RECORDED INFORMATION =
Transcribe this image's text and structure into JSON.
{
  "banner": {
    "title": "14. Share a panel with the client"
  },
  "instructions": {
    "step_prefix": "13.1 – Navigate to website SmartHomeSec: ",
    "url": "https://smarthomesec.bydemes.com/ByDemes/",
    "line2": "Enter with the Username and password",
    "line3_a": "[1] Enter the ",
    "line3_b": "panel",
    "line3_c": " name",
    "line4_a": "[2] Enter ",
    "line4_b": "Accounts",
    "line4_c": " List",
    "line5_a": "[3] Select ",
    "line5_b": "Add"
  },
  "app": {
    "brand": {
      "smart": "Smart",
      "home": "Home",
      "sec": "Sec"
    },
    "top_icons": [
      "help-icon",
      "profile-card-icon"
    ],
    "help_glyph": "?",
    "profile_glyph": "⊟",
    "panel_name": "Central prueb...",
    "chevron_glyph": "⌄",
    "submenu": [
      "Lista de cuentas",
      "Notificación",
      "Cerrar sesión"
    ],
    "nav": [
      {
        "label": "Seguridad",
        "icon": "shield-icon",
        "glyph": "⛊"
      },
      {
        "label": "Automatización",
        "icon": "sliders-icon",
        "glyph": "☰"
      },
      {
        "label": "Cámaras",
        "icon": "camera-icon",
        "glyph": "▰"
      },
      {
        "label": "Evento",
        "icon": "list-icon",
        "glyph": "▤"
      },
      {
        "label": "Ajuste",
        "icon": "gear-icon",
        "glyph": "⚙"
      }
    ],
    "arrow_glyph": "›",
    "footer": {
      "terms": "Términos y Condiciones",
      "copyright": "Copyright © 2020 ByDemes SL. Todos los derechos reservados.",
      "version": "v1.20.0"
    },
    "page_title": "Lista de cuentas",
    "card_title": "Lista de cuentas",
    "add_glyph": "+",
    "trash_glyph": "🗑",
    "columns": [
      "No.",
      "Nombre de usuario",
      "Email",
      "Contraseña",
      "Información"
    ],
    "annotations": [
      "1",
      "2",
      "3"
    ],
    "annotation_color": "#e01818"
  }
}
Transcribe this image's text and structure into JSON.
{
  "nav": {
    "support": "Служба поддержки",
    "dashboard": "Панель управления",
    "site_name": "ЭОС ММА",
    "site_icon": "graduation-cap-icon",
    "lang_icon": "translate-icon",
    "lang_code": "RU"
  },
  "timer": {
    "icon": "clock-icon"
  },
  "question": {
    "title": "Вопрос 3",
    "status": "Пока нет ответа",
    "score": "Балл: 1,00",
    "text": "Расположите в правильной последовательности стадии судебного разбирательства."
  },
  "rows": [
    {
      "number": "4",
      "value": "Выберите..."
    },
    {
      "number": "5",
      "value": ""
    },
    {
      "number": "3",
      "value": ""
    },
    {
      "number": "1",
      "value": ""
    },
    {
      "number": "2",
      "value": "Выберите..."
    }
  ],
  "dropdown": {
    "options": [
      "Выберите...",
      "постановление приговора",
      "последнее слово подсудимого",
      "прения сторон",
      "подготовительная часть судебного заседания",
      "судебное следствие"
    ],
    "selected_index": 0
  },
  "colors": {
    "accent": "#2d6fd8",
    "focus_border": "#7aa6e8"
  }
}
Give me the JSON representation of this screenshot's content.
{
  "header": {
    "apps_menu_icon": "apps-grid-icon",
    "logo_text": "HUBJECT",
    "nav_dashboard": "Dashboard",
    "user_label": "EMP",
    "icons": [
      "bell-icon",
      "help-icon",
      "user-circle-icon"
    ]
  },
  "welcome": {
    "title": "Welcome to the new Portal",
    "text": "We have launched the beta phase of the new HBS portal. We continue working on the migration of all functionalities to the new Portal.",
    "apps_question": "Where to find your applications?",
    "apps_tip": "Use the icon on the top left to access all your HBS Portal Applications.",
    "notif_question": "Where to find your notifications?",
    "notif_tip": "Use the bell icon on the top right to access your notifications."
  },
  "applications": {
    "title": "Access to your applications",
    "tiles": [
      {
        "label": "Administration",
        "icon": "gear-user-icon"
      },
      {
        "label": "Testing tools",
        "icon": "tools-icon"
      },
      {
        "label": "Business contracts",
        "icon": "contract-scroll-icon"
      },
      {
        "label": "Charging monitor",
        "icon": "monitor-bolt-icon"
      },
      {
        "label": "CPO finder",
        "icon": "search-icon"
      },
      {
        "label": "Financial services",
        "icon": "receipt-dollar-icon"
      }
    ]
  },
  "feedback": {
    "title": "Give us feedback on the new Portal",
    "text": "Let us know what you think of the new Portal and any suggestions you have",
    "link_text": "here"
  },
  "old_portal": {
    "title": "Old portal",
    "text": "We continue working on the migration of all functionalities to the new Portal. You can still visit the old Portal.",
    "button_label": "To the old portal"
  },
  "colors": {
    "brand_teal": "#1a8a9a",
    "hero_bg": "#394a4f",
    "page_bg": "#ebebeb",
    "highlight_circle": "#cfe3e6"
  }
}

SET TASK = Every line of the data above should be copied exactly.

SOLUTION =
Transcribe this image's text and structure into JSON.
{
  "banner": {
    "title": "14. Share a panel with the client"
  },
  "instructions": {
    "step_prefix": "13.1 – Navigate to website SmartHomeSec: ",
    "url": "https://smarthomesec.bydemes.com/ByDemes/",
    "line2": "Enter with the Username and password",
    "line3_a": "[1] Enter the ",
    "line3_b": "panel",
    "line3_c": " name",
    "line4_a": "[2] Enter ",
    "line4_b": "Accounts",
    "line4_c": " List",
    "line5_a": "[3] Select ",
    "line5_b": "Add"
  },
  "app": {
    "brand": {
      "smart": "Smart",
      "home": "Home",
      "sec": "Sec"
    },
    "top_icons": [
      "help-icon",
      "profile-card-icon"
    ],
    "help_glyph": "?",
    "profile_glyph": "⊟",
    "panel_name": "Central prueb...",
    "chevron_glyph": "⌄",
    "submenu": [
      "Lista de cuentas",
      "Notificación",
      "Cerrar sesión"
    ],
    "nav": [
      {
        "label": "Seguridad",
        "icon": "shield-icon",
        "glyph": "⛊"
      },
      {
        "label": "Automatización",
        "icon": "sliders-icon",
        "glyph": "☰"
      },
      {
        "label": "Cámaras",
        "icon": "camera-icon",
        "glyph": "▰"
      },
      {
        "label": "Evento",
        "icon": "list-icon",
        "glyph": "▤"
      },
      {
        "label": "Ajuste",
        "icon": "gear-icon",
        "glyph": "⚙"
      }
    ],
    "arrow_glyph": "›",
    "footer": {
      "terms": "Términos y Condiciones",
      "copyright": "Copyright © 2020 ByDemes SL. Todos los derechos reservados.",
      "version": "v1.20.0"
    },
    "page_title": "Lista de cuentas",
    "card_title": "Lista de cuentas",
    "add_glyph": "+",
    "trash_glyph": "🗑",
    "columns": [
      "No.",
      "Nombre de usuario",
      "Email",
      "Contraseña",
      "Información"
    ],
    "annotations": [
      "1",
      "2",
      "3"
    ],
    "annotation_color": "#e01818"
  }
}
Transcribe this image's text and structure into JSON.
{
  "nav": {
    "support": "Служба поддержки",
    "dashboard": "Панель управления",
    "site_name": "ЭОС ММА",
    "site_icon": "graduation-cap-icon",
    "lang_icon": "translate-icon",
    "lang_code": "RU"
  },
  "timer": {
    "icon": "clock-icon"
  },
  "question": {
    "title": "Вопрос 3",
    "status": "Пока нет ответа",
    "score": "Балл: 1,00",
    "text": "Расположите в правильной последовательности стадии судебного разбирательства."
  },
  "rows": [
    {
      "number": "4",
      "value": "Выберите..."
    },
    {
      "number": "5",
      "value": ""
    },
    {
      "number": "3",
      "value": ""
    },
    {
      "number": "1",
      "value": ""
    },
    {
      "number": "2",
      "value": "Выберите..."
    }
  ],
  "dropdown": {
    "options": [
      "Выберите...",
      "постановление приговора",
      "последнее слово подсудимого",
      "прения сторон",
      "подготовительная часть судебного заседания",
      "судебное следствие"
    ],
    "selected_index": 0
  },
  "colors": {
    "accent": "#2d6fd8",
    "focus_border": "#7aa6e8"
  }
}
Give me the JSON representation of this screenshot's content.
{
  "header": {
    "apps_menu_icon": "apps-grid-icon",
    "logo_text": "HUBJECT",
    "nav_dashboard": "Dashboard",
    "user_label": "EMP",
    "icons": [
      "bell-icon",
      "help-icon",
      "user-circle-icon"
    ]
  },
  "welcome": {
    "title": "Welcome to the new Portal",
    "text": "We have launched the beta phase of the new HBS portal. We continue working on the migration of all functionalities to the new Portal.",
    "apps_question": "Where to find your applications?",
    "apps_tip": "Use the icon on the top left to access all your HBS Portal Applications.",
    "notif_question": "Where to find your notifications?",
    "notif_tip": "Use the bell icon on the top right to access your notifications."
  },
  "applications": {
    "title": "Access to your applications",
    "tiles": [
      {
        "label": "Administration",
        "icon": "gear-user-icon"
      },
      {
        "label": "Testing tools",
        "icon": "tools-icon"
      },
      {
        "label": "Business contracts",
        "icon": "contract-scroll-icon"
      },
      {
        "label": "Charging monitor",
        "icon": "monitor-bolt-icon"
      },
      {
        "label": "CPO finder",
        "icon": "search-icon"
      },
      {
        "label": "Financial services",
        "icon": "receipt-dollar-icon"
      }
    ]
  },
  "feedback": {
    "title": "Give us feedback on the new Portal",
    "text": "Let us know what you think of the new Portal and any suggestions you have",
    "link_text": "here"
  },
  "old_portal": {
    "title": "Old portal",
    "text": "We continue working on the migration of all functionalities to the new Portal. You can still visit the old Portal.",
    "button_label": "To the old portal"
  },
  "colors": {
    "brand_teal": "#1a8a9a",
    "hero_bg": "#394a4f",
    "page_bg": "#ebebeb",
    "highlight_circle": "#cfe3e6"
  }
}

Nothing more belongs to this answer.